▶ Goal of the exercise
Examine the entries below, count the lines holding the string "true", and respond with the number only.

▶ Data in this exercise
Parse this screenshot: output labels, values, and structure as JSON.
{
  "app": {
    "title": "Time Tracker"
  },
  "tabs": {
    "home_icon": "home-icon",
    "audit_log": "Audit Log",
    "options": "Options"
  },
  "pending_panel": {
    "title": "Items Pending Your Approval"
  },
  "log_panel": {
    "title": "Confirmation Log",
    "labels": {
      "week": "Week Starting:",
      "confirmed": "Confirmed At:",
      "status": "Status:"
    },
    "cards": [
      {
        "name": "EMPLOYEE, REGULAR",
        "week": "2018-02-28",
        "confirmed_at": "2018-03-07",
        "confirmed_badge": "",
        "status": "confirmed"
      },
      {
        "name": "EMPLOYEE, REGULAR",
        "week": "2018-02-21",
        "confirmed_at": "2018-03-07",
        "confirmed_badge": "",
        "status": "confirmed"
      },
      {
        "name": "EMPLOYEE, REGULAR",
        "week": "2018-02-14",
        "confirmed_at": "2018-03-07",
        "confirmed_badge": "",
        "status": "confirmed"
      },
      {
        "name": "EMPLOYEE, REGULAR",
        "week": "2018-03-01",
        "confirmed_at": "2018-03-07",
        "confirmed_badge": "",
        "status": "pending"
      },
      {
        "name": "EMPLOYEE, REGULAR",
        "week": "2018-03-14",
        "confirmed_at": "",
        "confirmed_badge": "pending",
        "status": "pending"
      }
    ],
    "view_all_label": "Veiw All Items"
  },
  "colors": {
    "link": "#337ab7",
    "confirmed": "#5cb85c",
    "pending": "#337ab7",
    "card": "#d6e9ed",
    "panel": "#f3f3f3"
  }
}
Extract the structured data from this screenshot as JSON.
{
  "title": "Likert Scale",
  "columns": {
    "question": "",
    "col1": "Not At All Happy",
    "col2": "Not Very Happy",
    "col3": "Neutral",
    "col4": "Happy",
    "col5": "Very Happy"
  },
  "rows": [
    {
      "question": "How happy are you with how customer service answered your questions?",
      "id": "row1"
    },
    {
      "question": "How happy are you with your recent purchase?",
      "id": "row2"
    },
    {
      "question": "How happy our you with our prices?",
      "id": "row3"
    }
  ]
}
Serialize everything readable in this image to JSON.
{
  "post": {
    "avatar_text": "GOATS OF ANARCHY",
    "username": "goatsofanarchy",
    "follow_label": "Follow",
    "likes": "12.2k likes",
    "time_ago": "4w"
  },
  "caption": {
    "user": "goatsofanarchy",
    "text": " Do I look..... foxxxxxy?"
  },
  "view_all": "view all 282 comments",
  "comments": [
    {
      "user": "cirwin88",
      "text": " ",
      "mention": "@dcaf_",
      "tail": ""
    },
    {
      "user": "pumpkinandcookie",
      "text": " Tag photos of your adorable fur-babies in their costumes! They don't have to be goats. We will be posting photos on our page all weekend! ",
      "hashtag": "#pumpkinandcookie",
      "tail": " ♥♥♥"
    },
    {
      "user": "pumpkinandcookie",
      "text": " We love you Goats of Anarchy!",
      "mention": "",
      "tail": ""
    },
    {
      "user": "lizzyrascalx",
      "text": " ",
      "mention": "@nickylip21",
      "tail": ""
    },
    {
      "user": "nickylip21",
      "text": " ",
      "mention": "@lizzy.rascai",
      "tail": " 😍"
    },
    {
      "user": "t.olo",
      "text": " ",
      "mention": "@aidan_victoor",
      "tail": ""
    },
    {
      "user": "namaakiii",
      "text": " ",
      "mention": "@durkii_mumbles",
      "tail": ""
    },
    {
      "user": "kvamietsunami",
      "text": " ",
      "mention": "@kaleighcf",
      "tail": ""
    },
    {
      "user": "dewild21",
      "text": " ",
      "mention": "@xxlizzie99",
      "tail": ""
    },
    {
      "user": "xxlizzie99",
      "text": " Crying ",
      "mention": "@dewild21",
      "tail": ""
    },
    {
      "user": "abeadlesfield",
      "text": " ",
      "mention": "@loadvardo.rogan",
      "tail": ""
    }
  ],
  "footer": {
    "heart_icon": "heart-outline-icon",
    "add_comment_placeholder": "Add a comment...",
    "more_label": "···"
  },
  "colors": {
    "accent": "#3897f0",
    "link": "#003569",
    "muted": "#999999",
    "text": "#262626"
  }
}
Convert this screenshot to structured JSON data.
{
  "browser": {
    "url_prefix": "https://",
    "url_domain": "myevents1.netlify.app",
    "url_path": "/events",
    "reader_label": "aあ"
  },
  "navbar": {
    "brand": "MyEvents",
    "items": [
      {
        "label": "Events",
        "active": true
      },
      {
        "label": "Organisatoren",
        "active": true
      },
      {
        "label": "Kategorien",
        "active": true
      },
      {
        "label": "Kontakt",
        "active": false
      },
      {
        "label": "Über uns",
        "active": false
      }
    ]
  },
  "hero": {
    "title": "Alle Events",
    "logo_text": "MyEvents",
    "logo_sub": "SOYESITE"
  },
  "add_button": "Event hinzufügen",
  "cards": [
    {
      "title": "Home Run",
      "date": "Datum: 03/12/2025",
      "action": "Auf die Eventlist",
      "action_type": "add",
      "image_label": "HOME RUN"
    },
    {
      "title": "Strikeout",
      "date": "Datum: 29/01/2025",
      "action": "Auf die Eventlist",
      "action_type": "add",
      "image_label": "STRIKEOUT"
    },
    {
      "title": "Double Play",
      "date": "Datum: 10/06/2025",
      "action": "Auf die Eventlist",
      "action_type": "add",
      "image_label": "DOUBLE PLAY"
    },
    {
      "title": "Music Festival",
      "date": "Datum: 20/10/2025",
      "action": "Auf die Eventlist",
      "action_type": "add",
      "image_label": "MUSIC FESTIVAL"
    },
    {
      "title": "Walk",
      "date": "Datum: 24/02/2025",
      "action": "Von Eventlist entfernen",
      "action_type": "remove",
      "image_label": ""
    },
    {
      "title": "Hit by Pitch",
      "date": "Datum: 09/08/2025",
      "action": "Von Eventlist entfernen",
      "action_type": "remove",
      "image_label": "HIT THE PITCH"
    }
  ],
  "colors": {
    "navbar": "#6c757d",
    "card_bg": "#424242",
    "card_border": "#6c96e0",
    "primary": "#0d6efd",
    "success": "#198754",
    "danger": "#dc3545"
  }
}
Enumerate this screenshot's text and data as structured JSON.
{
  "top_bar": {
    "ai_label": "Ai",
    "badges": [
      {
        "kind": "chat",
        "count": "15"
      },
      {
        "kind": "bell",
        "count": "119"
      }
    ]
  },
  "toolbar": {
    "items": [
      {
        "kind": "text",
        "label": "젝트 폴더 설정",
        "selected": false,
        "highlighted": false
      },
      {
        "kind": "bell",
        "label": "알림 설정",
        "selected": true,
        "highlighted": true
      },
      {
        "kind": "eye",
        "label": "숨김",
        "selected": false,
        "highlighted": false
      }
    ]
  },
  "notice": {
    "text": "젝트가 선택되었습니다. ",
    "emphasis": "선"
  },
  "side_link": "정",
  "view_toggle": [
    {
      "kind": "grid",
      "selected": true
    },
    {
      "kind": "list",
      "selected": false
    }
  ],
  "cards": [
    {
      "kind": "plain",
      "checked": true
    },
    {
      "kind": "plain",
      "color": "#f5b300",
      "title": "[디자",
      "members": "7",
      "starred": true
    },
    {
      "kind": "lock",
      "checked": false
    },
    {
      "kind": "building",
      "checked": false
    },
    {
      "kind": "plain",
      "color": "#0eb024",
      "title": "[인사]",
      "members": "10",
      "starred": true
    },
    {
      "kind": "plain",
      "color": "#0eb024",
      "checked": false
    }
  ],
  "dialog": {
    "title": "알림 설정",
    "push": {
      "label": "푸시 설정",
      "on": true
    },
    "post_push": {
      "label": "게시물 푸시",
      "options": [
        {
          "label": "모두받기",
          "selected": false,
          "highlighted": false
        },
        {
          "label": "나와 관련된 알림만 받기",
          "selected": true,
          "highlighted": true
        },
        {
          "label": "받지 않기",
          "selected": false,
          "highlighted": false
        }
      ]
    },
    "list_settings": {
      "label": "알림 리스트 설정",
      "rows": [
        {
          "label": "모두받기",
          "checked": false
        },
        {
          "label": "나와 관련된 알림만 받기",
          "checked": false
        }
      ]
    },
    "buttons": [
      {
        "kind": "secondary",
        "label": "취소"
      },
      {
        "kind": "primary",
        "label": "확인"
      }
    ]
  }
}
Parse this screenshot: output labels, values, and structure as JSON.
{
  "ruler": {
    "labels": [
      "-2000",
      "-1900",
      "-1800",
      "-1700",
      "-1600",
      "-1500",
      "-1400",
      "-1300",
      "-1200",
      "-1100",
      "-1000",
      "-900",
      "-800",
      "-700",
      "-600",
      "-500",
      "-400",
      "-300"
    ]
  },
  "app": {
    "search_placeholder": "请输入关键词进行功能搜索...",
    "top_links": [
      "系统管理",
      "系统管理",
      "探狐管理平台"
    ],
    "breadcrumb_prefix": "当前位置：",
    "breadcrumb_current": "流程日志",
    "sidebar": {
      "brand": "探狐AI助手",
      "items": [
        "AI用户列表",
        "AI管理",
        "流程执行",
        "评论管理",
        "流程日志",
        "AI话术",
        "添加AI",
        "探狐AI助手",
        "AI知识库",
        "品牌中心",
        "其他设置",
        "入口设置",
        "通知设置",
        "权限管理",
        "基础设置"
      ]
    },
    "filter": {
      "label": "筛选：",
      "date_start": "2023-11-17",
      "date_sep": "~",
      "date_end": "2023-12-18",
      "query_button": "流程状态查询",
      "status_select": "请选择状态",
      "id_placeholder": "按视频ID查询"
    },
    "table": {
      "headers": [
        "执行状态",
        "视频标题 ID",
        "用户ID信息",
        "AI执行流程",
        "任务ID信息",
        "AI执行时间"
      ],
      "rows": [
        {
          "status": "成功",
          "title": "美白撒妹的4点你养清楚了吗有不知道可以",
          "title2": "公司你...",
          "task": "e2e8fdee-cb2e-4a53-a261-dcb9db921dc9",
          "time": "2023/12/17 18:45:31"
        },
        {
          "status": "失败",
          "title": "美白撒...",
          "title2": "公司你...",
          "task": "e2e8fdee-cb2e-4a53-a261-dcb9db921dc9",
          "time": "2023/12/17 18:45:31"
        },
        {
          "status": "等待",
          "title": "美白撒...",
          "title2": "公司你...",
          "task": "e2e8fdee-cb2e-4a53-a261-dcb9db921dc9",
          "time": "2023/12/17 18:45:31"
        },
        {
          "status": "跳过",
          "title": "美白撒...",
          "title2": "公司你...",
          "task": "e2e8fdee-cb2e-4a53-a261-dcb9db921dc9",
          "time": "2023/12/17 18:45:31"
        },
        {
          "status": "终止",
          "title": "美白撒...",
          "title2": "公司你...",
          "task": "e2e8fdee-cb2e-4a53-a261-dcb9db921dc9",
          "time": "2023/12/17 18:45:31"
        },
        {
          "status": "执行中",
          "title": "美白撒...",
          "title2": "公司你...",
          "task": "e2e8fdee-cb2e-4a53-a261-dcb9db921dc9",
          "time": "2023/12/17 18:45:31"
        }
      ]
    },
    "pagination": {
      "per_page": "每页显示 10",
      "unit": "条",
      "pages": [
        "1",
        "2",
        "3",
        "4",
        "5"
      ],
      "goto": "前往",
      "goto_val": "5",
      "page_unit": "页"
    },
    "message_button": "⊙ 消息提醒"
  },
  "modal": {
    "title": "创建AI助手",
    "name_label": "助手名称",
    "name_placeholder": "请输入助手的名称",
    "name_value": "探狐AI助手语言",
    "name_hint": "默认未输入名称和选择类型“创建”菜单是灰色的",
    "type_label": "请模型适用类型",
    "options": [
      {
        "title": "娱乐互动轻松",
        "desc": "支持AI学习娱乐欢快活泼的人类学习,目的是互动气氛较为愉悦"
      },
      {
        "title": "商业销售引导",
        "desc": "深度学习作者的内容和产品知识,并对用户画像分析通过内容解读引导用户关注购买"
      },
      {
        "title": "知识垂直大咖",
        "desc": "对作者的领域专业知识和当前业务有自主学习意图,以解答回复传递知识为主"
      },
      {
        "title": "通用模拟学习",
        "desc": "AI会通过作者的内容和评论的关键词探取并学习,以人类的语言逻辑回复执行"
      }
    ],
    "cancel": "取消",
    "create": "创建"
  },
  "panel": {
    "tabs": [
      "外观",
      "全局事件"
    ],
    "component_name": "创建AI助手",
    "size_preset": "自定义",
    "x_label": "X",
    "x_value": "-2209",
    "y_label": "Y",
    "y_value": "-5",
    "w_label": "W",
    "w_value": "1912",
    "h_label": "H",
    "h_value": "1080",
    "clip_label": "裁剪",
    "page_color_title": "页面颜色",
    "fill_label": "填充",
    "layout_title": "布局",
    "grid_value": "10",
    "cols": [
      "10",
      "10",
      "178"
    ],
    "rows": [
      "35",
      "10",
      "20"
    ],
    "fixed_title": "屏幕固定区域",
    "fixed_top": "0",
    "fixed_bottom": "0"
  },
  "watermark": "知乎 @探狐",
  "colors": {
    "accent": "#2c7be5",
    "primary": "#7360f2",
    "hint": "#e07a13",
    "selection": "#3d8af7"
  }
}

▶ Reply to the exercise
12